***** ENTRIES SUPPLIED

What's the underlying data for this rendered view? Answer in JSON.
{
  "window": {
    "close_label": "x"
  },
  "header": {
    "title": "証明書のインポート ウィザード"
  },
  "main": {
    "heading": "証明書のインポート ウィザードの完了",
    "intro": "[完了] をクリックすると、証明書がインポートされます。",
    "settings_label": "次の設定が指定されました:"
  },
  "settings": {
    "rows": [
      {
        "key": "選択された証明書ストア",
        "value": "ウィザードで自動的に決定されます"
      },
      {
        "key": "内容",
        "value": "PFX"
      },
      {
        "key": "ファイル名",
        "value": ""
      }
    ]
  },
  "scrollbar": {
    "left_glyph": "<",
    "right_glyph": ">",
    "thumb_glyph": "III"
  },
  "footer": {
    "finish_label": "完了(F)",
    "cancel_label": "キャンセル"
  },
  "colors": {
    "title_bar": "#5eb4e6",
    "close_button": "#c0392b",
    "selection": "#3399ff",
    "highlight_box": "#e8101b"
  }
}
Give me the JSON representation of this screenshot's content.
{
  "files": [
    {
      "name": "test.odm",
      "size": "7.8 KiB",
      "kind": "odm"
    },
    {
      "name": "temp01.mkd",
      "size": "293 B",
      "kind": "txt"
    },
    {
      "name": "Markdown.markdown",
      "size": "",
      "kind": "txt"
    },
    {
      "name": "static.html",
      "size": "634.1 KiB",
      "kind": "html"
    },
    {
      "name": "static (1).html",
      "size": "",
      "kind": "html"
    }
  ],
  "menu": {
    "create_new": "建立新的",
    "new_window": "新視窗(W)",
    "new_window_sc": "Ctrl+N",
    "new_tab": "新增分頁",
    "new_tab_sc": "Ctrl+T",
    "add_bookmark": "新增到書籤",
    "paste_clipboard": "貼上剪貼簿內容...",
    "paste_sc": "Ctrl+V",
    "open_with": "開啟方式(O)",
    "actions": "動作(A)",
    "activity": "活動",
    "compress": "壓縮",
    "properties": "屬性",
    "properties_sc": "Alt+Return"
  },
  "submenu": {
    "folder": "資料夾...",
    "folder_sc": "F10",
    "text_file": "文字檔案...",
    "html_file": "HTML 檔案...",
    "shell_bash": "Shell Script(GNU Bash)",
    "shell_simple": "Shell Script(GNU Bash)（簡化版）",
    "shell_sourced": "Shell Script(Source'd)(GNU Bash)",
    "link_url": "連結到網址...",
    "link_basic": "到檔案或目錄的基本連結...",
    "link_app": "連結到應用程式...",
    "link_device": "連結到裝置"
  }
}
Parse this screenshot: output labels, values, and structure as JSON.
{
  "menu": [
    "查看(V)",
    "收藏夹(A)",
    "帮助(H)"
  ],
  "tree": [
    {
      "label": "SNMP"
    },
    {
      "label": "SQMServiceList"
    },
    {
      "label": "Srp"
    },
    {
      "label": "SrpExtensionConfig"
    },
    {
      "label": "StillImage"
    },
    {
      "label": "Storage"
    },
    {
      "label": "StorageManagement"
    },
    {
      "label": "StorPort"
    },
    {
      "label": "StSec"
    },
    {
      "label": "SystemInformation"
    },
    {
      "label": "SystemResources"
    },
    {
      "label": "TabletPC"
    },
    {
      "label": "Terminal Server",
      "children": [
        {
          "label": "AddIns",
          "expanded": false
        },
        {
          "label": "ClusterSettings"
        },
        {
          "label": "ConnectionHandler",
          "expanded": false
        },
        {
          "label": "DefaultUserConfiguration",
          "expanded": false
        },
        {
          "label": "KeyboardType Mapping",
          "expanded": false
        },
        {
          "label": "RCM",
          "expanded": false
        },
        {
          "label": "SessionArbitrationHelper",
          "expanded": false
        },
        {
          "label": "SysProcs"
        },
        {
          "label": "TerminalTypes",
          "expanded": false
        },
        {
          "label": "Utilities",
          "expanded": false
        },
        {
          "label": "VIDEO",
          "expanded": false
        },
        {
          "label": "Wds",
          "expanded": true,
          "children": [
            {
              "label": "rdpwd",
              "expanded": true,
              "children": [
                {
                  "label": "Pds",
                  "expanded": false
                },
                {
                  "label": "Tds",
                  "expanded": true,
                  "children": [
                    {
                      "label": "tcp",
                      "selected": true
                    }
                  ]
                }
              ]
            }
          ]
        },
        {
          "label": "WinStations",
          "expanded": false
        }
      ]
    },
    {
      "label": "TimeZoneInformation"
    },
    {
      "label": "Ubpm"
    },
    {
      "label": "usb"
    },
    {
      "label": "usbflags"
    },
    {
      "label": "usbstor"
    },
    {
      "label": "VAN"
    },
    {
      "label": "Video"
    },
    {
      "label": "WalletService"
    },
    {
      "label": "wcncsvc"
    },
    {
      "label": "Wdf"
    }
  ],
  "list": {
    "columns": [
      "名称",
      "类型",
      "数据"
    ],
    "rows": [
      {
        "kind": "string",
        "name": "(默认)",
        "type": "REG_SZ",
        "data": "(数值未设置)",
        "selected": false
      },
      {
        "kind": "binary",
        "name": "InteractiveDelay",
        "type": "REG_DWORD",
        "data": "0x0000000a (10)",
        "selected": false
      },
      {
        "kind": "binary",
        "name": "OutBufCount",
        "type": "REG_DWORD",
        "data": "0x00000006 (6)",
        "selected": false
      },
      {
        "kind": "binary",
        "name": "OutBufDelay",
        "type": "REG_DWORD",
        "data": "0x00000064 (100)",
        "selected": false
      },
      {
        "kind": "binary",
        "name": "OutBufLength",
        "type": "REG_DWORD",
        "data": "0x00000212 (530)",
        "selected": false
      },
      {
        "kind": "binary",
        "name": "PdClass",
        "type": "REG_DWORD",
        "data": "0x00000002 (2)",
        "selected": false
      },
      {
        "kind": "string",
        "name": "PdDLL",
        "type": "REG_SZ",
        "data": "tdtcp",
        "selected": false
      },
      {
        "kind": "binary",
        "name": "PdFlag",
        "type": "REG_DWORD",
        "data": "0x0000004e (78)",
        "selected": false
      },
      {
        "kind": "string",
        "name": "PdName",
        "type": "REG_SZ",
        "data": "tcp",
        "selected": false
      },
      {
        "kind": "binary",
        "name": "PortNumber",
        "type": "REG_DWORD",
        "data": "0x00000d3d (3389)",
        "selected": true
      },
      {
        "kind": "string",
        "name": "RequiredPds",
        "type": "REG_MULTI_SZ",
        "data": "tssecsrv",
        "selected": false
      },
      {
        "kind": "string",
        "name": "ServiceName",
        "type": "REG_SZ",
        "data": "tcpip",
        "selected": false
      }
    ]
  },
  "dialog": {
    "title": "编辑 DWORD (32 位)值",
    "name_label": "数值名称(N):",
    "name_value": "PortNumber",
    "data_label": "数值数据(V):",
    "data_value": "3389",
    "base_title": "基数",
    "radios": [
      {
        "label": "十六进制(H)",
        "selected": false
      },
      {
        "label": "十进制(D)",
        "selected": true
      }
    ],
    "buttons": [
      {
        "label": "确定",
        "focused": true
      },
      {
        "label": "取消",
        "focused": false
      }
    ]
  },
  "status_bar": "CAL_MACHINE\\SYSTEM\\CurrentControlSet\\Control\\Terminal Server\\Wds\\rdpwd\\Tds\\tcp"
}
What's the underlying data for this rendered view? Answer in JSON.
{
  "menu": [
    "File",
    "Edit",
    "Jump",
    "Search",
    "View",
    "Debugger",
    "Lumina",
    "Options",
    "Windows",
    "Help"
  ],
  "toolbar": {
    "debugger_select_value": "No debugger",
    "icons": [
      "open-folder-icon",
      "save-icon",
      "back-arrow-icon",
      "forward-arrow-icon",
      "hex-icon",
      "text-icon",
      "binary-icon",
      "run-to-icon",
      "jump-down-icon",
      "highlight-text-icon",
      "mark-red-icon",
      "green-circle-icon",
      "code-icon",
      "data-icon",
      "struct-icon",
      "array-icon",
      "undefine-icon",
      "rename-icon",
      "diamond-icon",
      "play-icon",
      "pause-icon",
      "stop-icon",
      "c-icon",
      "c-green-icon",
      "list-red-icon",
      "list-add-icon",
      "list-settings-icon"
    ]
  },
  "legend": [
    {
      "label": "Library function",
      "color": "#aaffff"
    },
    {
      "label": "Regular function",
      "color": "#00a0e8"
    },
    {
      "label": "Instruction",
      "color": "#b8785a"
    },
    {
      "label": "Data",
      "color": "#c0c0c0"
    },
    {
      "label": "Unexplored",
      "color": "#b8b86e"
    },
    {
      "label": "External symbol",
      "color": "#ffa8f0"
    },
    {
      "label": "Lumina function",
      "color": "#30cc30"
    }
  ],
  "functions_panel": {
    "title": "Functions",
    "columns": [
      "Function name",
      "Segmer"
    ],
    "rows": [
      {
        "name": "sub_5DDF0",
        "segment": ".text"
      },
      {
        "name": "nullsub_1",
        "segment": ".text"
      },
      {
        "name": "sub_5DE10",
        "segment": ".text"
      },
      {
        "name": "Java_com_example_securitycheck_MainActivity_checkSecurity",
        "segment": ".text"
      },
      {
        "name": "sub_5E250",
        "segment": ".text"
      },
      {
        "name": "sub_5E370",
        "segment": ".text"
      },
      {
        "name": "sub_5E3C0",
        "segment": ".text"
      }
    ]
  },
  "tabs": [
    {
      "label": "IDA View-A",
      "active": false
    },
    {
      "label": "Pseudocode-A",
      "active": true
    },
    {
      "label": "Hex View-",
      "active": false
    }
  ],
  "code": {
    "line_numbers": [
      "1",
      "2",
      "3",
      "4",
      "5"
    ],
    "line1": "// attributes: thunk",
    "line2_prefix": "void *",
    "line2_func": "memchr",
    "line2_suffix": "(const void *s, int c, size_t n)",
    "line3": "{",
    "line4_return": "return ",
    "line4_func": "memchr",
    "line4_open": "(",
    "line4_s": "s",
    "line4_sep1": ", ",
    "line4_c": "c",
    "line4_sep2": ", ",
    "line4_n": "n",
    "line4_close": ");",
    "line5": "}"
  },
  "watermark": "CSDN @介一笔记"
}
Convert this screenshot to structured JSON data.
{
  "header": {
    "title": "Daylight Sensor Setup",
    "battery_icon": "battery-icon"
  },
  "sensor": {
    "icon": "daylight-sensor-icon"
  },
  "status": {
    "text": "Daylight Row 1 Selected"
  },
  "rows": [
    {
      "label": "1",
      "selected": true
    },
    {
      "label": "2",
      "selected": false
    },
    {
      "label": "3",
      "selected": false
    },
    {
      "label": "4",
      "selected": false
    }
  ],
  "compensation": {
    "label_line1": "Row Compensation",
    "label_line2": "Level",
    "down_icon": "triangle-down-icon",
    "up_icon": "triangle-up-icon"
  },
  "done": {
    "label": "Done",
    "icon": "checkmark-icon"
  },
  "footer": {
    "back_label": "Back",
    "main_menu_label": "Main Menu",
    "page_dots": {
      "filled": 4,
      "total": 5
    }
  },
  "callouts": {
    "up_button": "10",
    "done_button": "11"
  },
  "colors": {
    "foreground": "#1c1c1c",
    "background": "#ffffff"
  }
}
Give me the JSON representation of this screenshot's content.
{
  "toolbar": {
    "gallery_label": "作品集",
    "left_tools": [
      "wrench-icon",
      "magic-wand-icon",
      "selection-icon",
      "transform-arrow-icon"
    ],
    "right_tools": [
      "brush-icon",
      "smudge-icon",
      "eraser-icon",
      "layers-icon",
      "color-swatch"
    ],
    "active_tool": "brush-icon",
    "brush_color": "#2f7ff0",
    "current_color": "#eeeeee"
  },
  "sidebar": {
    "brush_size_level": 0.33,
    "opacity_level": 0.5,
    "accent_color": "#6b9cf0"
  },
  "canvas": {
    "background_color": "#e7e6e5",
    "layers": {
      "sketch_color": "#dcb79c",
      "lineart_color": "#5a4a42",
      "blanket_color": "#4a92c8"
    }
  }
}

**********

→ **YOUR OBJECTIVE**: Each line in the entries above that includes the string "Server" should be extracted.

→ **FULL RESPONSE**:
      "label": "Terminal Server",
  "status_bar": "CAL_MACHINE\\SYSTEM\\CurrentControlSet\\Control\\Terminal Server\\Wds\\rdpwd\\Tds\\tcp"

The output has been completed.